▶ **Exercises to complete**:
a: According to the corporate governance statement, who has undertaken the role of chief executive of the Company since 23 March 2018?
b: In the corporate governance statement below, reproduce the passage starting at "As required by" and ending at "the Company’s website.", substituting "ASX Corporate Governance Principles" for "ASX Principles".
** START OF Extract provided **
The Company’s practices are largely consistent with the ASX Principles. The Board considers that the implementation of a small number of ASX Principles, at this time, is not appropriate for the reasons set out below in relation to the items concerned. The Board uses its best endeavours to ensure that exceptions to the ASX Principles do not have a negative impact on the Company and the best interests of shareholders as a whole.
As required by the ASX Listing Rules, this Corporate Governance Statement (CGS) discloses the extent to which Metminco has followed the ASX Principles during the financial year ended 31 December 2018, as summarised below.
Metminco has also prepared an “ASX Appendix 4G – Key to Disclosures”, which reports on the Company’s compliance with each of the ASX Principles. This has been lodged with the CGS on the ASX and may be viewed and downloaded from the Company’s website.
Additional information about the Company's corporate governance practices and policies is set out on the Company's website at www.metminco.com.au.
The names of the Non-Executive Directors currently in office and their qualifications and experience are stated in the Company’s latest Annual Report.
1. Lay solid foundations for management and oversight (ASX Principle 1)
1.1 Board Role and Responsibilities
The Board’s primary role is to set the Company’s values, direction, strategies and financial objectives and to ensure effective monitoring of corporate performance, capabilities and management of risk consistent with creating shareholder value and maintaining effective corporate governance. The Board is also responsible for the appointment, and for monitoring the performance, of the chief executive of the Company, which for 2017 and until 22 March 2018 was the Managing Director. From 23 March 2018 the role of chief executive of the Company was undertaken by the Executive Chairman.
** END OF Extract provided **
** START OF Data lines **
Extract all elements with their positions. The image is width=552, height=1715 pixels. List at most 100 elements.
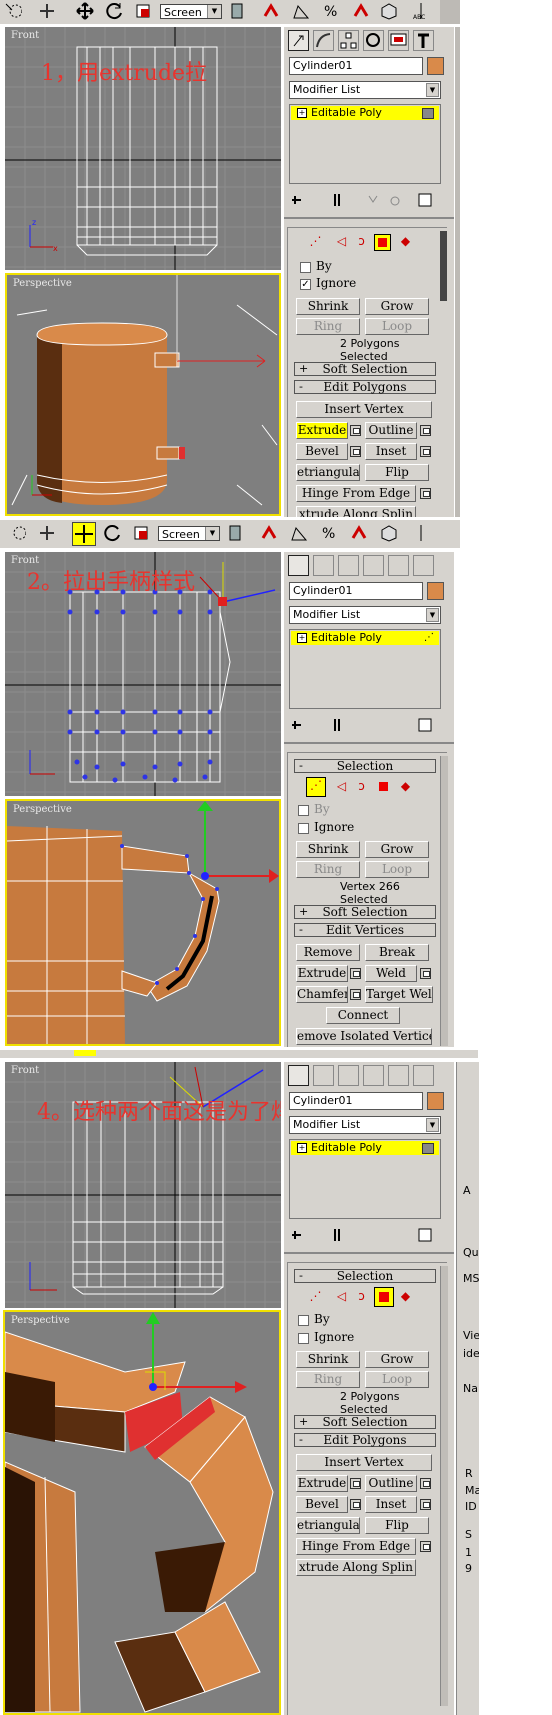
** END OF Data lines **
▶ **Exercise answers**:
a: The Executive Chairman.

b:
As required by the ASX Listing Rules, this Corporate Governance Statement (CGS) discloses the extent to which Metminco has followed the ASX Corporate Governance Principles during the financial year ended 31 December 2018, as summarised below.
Metminco has also prepared an “ASX Appendix 4G – Key to Disclosures”, which reports on the Company’s compliance with each of the ASX Corporate Governance Principles. This has been lodged with the CGS on the ASX and may be viewed and downloaded from the Company’s website.